WHAT IS ASKED: Lines that contain the string "Russia" are to be copied; leave out all others.

Data entries for graphics:
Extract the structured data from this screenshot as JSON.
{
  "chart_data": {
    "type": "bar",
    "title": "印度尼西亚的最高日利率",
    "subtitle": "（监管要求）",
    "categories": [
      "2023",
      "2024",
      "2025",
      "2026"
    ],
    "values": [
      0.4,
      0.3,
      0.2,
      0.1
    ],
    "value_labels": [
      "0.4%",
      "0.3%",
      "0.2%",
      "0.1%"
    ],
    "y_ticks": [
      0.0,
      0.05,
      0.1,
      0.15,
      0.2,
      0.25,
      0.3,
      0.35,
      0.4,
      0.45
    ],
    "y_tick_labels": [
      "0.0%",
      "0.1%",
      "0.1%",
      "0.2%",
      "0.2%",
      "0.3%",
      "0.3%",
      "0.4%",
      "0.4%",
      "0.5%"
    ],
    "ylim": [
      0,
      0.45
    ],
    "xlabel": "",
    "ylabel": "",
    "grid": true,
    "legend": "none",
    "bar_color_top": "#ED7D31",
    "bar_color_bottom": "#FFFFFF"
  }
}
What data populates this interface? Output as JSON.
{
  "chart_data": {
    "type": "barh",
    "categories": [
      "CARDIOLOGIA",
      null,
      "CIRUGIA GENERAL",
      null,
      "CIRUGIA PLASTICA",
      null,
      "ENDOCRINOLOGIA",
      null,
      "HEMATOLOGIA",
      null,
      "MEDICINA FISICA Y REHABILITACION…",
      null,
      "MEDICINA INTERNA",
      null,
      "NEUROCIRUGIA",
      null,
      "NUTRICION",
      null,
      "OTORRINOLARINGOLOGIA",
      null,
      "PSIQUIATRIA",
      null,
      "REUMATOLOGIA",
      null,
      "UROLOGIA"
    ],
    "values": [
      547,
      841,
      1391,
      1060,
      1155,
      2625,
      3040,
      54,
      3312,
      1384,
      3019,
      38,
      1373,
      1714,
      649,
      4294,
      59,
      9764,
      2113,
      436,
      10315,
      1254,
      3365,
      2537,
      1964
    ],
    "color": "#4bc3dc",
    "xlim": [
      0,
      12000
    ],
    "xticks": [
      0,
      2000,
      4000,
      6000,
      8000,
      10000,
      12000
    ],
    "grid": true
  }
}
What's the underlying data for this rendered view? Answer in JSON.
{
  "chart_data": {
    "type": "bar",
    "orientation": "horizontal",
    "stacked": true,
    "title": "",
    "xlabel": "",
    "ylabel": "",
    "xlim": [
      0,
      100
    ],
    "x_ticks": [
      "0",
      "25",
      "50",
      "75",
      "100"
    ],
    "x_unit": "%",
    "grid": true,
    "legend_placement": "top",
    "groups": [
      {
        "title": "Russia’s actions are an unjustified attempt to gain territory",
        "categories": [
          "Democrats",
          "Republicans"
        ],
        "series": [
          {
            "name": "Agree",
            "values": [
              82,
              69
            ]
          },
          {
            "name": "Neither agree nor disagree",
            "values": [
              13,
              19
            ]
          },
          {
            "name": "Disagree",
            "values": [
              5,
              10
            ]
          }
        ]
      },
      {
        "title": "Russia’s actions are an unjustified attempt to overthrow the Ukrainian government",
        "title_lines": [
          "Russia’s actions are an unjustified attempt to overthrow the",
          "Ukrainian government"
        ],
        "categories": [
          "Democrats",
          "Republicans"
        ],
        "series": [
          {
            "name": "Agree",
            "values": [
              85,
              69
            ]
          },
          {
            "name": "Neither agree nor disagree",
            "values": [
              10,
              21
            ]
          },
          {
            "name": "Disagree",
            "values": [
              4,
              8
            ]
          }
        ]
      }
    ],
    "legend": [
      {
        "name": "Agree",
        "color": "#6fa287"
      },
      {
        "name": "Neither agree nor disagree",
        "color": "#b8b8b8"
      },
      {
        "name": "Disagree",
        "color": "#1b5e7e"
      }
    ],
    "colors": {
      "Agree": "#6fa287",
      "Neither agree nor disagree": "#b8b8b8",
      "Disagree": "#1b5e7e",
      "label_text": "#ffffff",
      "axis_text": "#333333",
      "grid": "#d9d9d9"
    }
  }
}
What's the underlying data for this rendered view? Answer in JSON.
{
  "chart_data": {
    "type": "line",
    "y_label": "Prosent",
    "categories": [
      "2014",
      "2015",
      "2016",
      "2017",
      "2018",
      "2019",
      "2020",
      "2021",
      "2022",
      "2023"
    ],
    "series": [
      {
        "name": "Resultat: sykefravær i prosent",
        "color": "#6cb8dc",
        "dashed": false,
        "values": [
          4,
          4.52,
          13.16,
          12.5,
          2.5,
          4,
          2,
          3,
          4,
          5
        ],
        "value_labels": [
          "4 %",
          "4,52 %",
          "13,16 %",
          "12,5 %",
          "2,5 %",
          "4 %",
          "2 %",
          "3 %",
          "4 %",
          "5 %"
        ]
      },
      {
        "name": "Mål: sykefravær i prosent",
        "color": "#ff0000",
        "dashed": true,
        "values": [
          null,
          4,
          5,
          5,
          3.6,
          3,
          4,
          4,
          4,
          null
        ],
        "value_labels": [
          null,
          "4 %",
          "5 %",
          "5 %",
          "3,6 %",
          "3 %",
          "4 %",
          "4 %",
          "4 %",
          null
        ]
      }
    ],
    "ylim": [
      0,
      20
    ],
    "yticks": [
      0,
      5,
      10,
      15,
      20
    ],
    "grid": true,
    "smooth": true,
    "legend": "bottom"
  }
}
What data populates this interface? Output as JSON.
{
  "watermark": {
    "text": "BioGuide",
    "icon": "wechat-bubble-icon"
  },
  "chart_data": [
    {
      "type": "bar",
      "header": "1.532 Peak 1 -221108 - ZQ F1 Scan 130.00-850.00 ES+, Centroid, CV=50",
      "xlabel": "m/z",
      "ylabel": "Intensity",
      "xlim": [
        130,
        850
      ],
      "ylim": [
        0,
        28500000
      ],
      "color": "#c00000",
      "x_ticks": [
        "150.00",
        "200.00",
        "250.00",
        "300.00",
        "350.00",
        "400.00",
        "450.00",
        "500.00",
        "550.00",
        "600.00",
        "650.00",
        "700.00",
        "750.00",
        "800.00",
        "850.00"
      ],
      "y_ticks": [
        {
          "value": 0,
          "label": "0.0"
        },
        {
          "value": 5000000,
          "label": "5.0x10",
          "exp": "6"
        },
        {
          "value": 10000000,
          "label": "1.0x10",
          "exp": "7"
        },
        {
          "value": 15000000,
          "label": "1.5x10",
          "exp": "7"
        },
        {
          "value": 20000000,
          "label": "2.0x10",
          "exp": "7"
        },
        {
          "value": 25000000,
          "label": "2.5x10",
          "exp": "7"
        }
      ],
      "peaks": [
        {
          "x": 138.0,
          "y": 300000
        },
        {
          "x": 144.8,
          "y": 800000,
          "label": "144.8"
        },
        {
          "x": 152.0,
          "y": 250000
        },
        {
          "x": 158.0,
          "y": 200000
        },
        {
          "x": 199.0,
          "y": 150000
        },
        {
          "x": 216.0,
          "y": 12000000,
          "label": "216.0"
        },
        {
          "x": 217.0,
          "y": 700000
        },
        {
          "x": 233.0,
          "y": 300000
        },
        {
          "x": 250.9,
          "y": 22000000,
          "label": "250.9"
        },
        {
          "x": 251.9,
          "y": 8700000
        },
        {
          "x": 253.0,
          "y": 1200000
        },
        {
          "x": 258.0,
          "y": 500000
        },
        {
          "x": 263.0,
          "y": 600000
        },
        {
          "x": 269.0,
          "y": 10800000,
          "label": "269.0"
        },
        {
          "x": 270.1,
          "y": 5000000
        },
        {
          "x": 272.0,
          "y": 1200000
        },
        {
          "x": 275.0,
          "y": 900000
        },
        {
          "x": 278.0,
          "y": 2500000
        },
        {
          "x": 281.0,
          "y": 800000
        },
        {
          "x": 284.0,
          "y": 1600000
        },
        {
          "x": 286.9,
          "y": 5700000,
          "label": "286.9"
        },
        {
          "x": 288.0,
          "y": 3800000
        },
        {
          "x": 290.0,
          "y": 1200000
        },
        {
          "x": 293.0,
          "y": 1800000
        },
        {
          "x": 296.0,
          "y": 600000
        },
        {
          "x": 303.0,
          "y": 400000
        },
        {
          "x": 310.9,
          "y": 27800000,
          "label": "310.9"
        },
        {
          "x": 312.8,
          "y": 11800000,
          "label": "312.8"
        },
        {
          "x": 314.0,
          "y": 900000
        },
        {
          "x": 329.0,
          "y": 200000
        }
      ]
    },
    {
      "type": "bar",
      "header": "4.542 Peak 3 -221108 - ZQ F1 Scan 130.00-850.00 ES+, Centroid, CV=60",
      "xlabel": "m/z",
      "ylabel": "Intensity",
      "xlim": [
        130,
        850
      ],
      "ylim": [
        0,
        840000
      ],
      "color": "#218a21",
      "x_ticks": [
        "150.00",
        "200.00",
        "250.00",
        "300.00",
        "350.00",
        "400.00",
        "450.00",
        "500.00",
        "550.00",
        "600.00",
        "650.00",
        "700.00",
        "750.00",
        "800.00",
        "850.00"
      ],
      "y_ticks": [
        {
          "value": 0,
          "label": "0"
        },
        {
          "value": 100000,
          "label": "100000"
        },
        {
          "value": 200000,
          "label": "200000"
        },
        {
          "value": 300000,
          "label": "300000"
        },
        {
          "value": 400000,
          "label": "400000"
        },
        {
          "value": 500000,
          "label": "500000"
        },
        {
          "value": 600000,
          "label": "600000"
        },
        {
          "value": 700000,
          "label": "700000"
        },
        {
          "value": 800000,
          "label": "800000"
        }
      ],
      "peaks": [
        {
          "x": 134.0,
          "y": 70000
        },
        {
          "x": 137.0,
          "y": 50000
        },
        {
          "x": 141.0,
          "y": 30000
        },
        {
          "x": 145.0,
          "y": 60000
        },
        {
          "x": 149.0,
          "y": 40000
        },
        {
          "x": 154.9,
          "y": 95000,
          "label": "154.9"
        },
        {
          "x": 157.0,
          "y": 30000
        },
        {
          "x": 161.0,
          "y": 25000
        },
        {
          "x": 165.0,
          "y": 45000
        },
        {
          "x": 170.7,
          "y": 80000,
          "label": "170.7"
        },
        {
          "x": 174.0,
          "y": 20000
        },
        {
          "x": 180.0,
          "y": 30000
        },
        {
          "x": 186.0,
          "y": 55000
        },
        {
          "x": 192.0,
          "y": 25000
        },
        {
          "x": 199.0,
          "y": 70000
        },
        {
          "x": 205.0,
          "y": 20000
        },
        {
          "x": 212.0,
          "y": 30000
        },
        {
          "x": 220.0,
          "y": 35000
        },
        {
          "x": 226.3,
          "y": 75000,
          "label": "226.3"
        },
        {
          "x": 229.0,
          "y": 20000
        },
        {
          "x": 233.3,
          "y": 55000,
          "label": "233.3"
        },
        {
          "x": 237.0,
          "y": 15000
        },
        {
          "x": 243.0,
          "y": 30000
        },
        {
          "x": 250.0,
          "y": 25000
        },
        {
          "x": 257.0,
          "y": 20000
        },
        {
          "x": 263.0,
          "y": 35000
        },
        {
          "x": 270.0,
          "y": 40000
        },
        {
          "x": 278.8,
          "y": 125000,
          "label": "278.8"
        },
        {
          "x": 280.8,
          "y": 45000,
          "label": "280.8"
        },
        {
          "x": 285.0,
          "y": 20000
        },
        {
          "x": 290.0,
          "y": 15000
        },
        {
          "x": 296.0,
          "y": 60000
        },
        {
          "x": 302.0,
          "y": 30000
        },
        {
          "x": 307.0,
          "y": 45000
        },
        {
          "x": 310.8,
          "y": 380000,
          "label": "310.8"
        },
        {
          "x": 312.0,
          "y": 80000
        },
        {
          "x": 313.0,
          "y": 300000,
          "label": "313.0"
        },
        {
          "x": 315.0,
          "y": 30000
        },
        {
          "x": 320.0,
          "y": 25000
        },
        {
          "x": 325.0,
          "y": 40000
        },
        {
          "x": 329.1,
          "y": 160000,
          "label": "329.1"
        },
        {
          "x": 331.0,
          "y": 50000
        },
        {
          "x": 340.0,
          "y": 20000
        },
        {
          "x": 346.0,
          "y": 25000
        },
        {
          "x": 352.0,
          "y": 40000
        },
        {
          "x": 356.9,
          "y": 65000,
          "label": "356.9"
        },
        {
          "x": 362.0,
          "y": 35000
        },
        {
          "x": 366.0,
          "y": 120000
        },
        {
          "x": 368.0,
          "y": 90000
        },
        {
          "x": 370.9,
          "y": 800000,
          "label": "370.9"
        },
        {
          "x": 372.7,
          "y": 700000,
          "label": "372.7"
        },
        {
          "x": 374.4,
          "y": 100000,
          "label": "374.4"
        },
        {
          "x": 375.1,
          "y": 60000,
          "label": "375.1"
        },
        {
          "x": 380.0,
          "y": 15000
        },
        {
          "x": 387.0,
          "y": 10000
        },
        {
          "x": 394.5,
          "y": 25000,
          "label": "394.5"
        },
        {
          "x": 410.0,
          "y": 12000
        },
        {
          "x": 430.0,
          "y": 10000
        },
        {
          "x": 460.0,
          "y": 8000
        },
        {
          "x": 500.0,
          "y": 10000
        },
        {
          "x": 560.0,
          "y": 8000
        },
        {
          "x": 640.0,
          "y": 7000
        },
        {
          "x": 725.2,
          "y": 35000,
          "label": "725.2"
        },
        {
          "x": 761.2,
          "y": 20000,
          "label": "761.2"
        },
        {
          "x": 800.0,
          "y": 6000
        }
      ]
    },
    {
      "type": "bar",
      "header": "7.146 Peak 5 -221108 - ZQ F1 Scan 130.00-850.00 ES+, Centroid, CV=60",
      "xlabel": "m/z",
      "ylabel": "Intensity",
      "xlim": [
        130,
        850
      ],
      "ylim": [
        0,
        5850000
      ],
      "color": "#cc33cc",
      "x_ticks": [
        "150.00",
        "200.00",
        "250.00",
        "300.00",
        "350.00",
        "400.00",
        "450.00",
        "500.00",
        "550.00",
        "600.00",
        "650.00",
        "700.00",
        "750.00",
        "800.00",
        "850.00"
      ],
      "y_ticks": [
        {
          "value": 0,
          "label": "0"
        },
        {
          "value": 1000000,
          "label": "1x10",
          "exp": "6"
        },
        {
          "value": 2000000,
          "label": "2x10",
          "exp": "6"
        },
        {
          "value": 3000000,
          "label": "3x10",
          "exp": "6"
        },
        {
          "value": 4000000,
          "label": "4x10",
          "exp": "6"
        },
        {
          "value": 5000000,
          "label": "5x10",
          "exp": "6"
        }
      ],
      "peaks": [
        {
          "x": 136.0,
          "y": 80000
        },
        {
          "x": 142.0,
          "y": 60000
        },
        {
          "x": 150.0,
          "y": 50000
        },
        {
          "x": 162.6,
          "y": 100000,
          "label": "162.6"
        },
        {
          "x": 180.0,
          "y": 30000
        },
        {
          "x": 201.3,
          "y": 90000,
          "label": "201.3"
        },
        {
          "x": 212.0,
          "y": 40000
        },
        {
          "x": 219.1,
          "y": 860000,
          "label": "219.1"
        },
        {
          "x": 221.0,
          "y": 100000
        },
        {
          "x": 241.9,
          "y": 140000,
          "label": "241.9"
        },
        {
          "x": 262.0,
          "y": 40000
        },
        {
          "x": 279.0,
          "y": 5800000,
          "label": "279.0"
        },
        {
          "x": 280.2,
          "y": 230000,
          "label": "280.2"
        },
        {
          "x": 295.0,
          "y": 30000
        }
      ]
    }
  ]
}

WORKED ANSWER:
        "title": "Russia’s actions are an unjustified attempt to gain territory",
        "title": "Russia’s actions are an unjustified attempt to overthrow the Ukrainian government",
          "Russia’s actions are an unjustified attempt to overthrow the",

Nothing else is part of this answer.